» Given task
Beginning at the line with "Read this page and output its text content.", output each line to the end of the listing below exactly, please.

++++ Items

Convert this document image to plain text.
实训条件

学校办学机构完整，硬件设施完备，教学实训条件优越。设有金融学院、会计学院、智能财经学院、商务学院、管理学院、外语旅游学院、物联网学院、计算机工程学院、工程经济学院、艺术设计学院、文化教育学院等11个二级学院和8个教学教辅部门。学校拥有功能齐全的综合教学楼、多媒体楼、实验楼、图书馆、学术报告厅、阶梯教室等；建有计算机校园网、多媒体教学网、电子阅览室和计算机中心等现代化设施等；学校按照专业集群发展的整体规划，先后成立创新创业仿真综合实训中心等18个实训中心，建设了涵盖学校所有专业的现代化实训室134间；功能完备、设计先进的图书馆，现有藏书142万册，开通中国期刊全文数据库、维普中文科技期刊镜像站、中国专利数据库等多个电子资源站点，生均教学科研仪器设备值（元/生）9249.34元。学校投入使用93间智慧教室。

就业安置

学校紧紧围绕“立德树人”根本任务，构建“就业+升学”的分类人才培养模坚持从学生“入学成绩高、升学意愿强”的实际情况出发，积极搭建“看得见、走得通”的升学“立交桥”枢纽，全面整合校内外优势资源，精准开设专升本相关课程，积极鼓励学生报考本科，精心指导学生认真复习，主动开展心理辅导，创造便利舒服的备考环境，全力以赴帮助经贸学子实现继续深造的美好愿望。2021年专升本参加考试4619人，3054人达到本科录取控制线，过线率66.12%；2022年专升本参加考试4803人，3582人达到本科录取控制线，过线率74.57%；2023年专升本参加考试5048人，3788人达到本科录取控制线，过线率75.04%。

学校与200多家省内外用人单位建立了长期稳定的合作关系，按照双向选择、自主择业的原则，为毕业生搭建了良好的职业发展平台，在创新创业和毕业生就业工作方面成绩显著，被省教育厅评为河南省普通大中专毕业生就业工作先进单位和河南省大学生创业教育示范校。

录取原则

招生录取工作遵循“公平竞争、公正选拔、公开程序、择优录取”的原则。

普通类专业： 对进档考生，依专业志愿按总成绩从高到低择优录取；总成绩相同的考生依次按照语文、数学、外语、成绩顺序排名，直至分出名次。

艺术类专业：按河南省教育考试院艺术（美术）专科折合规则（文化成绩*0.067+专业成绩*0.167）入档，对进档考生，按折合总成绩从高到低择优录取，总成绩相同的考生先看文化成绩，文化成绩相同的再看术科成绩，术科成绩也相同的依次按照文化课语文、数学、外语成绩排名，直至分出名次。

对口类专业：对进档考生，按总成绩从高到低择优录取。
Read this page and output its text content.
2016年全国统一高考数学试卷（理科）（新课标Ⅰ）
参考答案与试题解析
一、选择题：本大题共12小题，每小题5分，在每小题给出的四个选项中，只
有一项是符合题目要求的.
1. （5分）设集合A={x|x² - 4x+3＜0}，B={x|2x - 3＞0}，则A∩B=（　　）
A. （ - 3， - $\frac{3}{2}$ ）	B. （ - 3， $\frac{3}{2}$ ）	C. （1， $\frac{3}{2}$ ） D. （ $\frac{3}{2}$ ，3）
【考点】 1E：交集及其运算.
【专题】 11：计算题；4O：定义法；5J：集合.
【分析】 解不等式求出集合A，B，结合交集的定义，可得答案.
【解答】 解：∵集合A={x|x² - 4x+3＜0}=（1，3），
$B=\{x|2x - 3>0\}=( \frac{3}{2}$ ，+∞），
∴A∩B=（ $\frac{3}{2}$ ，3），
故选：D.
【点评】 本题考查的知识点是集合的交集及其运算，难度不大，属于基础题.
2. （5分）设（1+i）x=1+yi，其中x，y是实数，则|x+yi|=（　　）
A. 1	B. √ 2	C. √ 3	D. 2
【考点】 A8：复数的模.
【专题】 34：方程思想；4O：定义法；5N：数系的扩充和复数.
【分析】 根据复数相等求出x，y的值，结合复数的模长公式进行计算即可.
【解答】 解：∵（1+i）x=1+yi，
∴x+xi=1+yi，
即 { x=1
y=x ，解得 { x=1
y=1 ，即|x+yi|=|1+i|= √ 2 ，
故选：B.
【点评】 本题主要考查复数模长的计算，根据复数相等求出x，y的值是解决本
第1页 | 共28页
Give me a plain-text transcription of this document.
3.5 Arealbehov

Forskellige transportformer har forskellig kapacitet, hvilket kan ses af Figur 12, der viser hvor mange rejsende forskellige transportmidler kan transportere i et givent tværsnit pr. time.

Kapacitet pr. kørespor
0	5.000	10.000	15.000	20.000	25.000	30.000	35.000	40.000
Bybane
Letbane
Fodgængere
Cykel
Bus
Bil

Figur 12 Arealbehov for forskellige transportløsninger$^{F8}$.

++++++++

» Result of the task
Read this page and output its text content.
2016年全国统一高考数学试卷（理科）（新课标Ⅰ）
参考答案与试题解析
一、选择题：本大题共12小题，每小题5分，在每小题给出的四个选项中，只
有一项是符合题目要求的.
1. （5分）设集合A={x|x² - 4x+3＜0}，B={x|2x - 3＞0}，则A∩B=（　　）
A. （ - 3， - $\frac{3}{2}$ ）	B. （ - 3， $\frac{3}{2}$ ）	C. （1， $\frac{3}{2}$ ） D. （ $\frac{3}{2}$ ，3）
【考点】 1E：交集及其运算.
【专题】 11：计算题；4O：定义法；5J：集合.
【分析】 解不等式求出集合A，B，结合交集的定义，可得答案.
【解答】 解：∵集合A={x|x² - 4x+3＜0}=（1，3），
$B=\{x|2x - 3>0\}=( \frac{3}{2}$ ，+∞），
∴A∩B=（ $\frac{3}{2}$ ，3），
故选：D.
【点评】 本题考查的知识点是集合的交集及其运算，难度不大，属于基础题.
2. （5分）设（1+i）x=1+yi，其中x，y是实数，则|x+yi|=（　　）
A. 1	B. √ 2	C. √ 3	D. 2
【考点】 A8：复数的模.
【专题】 34：方程思想；4O：定义法；5N：数系的扩充和复数.
【分析】 根据复数相等求出x，y的值，结合复数的模长公式进行计算即可.
【解答】 解：∵（1+i）x=1+yi，
∴x+xi=1+yi，
即 { x=1
y=x ，解得 { x=1
y=1 ，即|x+yi|=|1+i|= √ 2 ，
故选：B.
【点评】 本题主要考查复数模长的计算，根据复数相等求出x，y的值是解决本
第1页 | 共28页
Give me a plain-text transcription of this document.
3.5 Arealbehov

Forskellige transportformer har forskellig kapacitet, hvilket kan ses af Figur 12, der viser hvor mange rejsende forskellige transportmidler kan transportere i et givent tværsnit pr. time.

Kapacitet pr. kørespor
0	5.000	10.000	15.000	20.000	25.000	30.000	35.000	40.000
Bybane
Letbane
Fodgængere
Cykel
Bus
Bil

Figur 12 Arealbehov for forskellige transportløsninger$^{F8}$.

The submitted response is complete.